## Exercise prompt
Reproduce the entries in full, with no changes.

Collected data entries:

Start

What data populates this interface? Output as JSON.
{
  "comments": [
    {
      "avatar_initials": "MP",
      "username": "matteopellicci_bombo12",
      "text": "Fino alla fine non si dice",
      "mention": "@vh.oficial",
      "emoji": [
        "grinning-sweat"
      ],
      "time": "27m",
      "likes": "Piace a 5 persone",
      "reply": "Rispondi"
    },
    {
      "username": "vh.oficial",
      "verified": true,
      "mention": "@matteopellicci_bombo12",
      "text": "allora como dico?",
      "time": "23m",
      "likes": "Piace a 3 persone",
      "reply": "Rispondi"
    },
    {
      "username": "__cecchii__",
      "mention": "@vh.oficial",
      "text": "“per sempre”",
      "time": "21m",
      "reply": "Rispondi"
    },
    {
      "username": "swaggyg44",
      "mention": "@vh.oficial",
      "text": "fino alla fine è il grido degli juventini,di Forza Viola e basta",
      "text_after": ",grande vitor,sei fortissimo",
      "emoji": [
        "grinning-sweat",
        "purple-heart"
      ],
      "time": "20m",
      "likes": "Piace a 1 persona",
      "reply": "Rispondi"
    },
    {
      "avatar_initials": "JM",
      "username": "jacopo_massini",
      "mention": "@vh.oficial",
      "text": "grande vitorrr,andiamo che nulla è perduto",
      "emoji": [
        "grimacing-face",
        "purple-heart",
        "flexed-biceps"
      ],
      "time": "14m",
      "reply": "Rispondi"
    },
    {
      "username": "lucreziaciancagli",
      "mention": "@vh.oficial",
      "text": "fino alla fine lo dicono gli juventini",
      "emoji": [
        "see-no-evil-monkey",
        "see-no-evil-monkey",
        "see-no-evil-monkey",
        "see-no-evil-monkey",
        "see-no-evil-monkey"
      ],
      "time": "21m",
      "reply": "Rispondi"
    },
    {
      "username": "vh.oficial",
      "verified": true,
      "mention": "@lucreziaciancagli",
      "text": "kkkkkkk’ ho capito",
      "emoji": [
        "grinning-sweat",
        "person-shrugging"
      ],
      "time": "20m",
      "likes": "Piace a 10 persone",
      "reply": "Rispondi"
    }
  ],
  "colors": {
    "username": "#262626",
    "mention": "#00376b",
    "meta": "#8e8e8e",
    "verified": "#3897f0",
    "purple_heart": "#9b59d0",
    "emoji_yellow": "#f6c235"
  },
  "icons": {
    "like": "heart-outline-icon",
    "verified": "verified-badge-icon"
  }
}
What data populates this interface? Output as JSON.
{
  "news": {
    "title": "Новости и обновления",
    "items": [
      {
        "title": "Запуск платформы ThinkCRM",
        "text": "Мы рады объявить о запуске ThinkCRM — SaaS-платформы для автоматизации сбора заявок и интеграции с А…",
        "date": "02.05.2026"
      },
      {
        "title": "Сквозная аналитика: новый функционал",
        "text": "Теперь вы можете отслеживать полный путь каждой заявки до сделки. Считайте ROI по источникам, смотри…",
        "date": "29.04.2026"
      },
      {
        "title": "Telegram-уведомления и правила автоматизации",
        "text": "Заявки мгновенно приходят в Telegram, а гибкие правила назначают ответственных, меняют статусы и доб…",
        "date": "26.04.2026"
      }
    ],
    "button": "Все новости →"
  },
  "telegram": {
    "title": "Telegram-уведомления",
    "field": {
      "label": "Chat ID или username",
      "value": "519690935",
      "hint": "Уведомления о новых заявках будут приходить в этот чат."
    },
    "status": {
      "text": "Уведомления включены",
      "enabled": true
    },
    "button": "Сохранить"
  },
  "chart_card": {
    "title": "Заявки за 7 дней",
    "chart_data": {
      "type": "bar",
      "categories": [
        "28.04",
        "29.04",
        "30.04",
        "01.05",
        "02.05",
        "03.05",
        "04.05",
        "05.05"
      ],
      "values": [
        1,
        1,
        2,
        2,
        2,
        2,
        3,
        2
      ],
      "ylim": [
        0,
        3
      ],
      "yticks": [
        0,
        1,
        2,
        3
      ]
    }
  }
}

End

## The reply
What data populates this interface? Output as JSON.
{
  "comments": [
    {
      "avatar_initials": "MP",
      "username": "matteopellicci_bombo12",
      "text": "Fino alla fine non si dice",
      "mention": "@vh.oficial",
      "emoji": [
        "grinning-sweat"
      ],
      "time": "27m",
      "likes": "Piace a 5 persone",
      "reply": "Rispondi"
    },
    {
      "username": "vh.oficial",
      "verified": true,
      "mention": "@matteopellicci_bombo12",
      "text": "allora como dico?",
      "time": "23m",
      "likes": "Piace a 3 persone",
      "reply": "Rispondi"
    },
    {
      "username": "__cecchii__",
      "mention": "@vh.oficial",
      "text": "“per sempre”",
      "time": "21m",
      "reply": "Rispondi"
    },
    {
      "username": "swaggyg44",
      "mention": "@vh.oficial",
      "text": "fino alla fine è il grido degli juventini,di Forza Viola e basta",
      "text_after": ",grande vitor,sei fortissimo",
      "emoji": [
        "grinning-sweat",
        "purple-heart"
      ],
      "time": "20m",
      "likes": "Piace a 1 persona",
      "reply": "Rispondi"
    },
    {
      "avatar_initials": "JM",
      "username": "jacopo_massini",
      "mention": "@vh.oficial",
      "text": "grande vitorrr,andiamo che nulla è perduto",
      "emoji": [
        "grimacing-face",
        "purple-heart",
        "flexed-biceps"
      ],
      "time": "14m",
      "reply": "Rispondi"
    },
    {
      "username": "lucreziaciancagli",
      "mention": "@vh.oficial",
      "text": "fino alla fine lo dicono gli juventini",
      "emoji": [
        "see-no-evil-monkey",
        "see-no-evil-monkey",
        "see-no-evil-monkey",
        "see-no-evil-monkey",
        "see-no-evil-monkey"
      ],
      "time": "21m",
      "reply": "Rispondi"
    },
    {
      "username": "vh.oficial",
      "verified": true,
      "mention": "@lucreziaciancagli",
      "text": "kkkkkkk’ ho capito",
      "emoji": [
        "grinning-sweat",
        "person-shrugging"
      ],
      "time": "20m",
      "likes": "Piace a 10 persone",
      "reply": "Rispondi"
    }
  ],
  "colors": {
    "username": "#262626",
    "mention": "#00376b",
    "meta": "#8e8e8e",
    "verified": "#3897f0",
    "purple_heart": "#9b59d0",
    "emoji_yellow": "#f6c235"
  },
  "icons": {
    "like": "heart-outline-icon",
    "verified": "verified-badge-icon"
  }
}
What data populates this interface? Output as JSON.
{
  "news": {
    "title": "Новости и обновления",
    "items": [
      {
        "title": "Запуск платформы ThinkCRM",
        "text": "Мы рады объявить о запуске ThinkCRM — SaaS-платформы для автоматизации сбора заявок и интеграции с А…",
        "date": "02.05.2026"
      },
      {
        "title": "Сквозная аналитика: новый функционал",
        "text": "Теперь вы можете отслеживать полный путь каждой заявки до сделки. Считайте ROI по источникам, смотри…",
        "date": "29.04.2026"
      },
      {
        "title": "Telegram-уведомления и правила автоматизации",
        "text": "Заявки мгновенно приходят в Telegram, а гибкие правила назначают ответственных, меняют статусы и доб…",
        "date": "26.04.2026"
      }
    ],
    "button": "Все новости →"
  },
  "telegram": {
    "title": "Telegram-уведомления",
    "field": {
      "label": "Chat ID или username",
      "value": "519690935",
      "hint": "Уведомления о новых заявках будут приходить в этот чат."
    },
    "status": {
      "text": "Уведомления включены",
      "enabled": true
    },
    "button": "Сохранить"
  },
  "chart_card": {
    "title": "Заявки за 7 дней",
    "chart_data": {
      "type": "bar",
      "categories": [
        "28.04",
        "29.04",
        "30.04",
        "01.05",
        "02.05",
        "03.05",
        "04.05",
        "05.05"
      ],
      "values": [
        1,
        1,
        2,
        2,
        2,
        2,
        3,
        2
      ],
      "ylim": [
        0,
        3
      ],
      "yticks": [
        0,
        1,
        2,
        3
      ]
    }
  }
}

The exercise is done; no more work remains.